• Task item
Could you copy each line of the entries that contains "thông"?

[Items from a data source]
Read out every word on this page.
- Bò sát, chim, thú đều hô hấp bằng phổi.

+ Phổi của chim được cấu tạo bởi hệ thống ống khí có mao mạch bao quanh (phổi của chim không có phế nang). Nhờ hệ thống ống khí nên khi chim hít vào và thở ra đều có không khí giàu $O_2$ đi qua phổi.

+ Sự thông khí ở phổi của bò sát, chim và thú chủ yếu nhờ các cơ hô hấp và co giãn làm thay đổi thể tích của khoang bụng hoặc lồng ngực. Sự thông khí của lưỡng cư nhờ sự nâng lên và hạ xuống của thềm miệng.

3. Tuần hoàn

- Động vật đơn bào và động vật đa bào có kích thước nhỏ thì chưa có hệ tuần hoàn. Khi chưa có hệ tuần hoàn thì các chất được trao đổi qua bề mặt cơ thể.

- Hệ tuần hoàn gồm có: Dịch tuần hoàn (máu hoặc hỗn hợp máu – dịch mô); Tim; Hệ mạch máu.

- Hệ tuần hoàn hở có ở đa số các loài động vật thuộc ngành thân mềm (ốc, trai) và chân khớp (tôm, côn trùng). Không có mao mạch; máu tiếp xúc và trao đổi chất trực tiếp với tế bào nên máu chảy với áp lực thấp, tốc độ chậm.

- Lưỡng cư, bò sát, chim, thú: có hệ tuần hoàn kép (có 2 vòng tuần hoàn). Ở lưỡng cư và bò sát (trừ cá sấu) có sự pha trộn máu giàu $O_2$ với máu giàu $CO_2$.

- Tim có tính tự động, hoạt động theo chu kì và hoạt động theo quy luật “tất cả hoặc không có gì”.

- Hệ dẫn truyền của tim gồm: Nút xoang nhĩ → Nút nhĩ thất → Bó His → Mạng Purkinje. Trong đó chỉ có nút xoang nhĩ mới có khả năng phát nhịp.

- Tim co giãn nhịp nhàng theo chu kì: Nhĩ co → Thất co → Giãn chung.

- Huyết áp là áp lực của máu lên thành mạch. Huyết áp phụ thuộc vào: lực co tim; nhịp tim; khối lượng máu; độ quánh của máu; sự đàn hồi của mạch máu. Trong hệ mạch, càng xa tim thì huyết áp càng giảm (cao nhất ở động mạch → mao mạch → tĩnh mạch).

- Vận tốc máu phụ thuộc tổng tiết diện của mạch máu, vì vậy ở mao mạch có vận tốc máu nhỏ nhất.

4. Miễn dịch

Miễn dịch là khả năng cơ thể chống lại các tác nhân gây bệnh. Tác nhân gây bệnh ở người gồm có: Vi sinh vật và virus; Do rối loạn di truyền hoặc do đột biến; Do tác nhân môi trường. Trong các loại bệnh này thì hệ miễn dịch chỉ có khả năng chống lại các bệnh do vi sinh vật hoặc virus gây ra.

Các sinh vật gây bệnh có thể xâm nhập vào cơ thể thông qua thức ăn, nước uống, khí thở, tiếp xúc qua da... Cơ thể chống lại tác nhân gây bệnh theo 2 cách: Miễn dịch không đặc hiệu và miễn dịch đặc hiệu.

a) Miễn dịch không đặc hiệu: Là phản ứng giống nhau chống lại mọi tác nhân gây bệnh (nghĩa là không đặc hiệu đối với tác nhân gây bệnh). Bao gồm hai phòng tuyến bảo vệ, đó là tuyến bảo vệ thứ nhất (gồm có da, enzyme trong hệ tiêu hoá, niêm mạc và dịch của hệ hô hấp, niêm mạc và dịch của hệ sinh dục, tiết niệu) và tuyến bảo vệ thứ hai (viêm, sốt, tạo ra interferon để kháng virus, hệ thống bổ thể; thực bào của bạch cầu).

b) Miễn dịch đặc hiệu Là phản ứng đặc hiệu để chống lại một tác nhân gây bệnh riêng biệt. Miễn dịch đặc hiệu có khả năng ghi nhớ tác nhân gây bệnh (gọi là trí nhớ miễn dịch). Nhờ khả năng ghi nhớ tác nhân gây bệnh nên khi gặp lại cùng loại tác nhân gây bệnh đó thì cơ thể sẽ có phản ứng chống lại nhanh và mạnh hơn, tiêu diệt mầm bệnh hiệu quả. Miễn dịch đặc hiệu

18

• Completed task
+ Sự thông khí ở phổi của bò sát, chim và thú chủ yếu nhờ các cơ hô hấp và co giãn làm thay đổi thể tích của khoang bụng hoặc lồng ngực. Sự thông khí của lưỡng cư nhờ sự nâng lên và hạ xuống của thềm miệng.
Các sinh vật gây bệnh có thể xâm nhập vào cơ thể thông qua thức ăn, nước uống, khí thở, tiếp xúc qua da... Cơ thể chống lại tác nhân gây bệnh theo 2 cách: Miễn dịch không đặc hiệu và miễn dịch đặc hiệu.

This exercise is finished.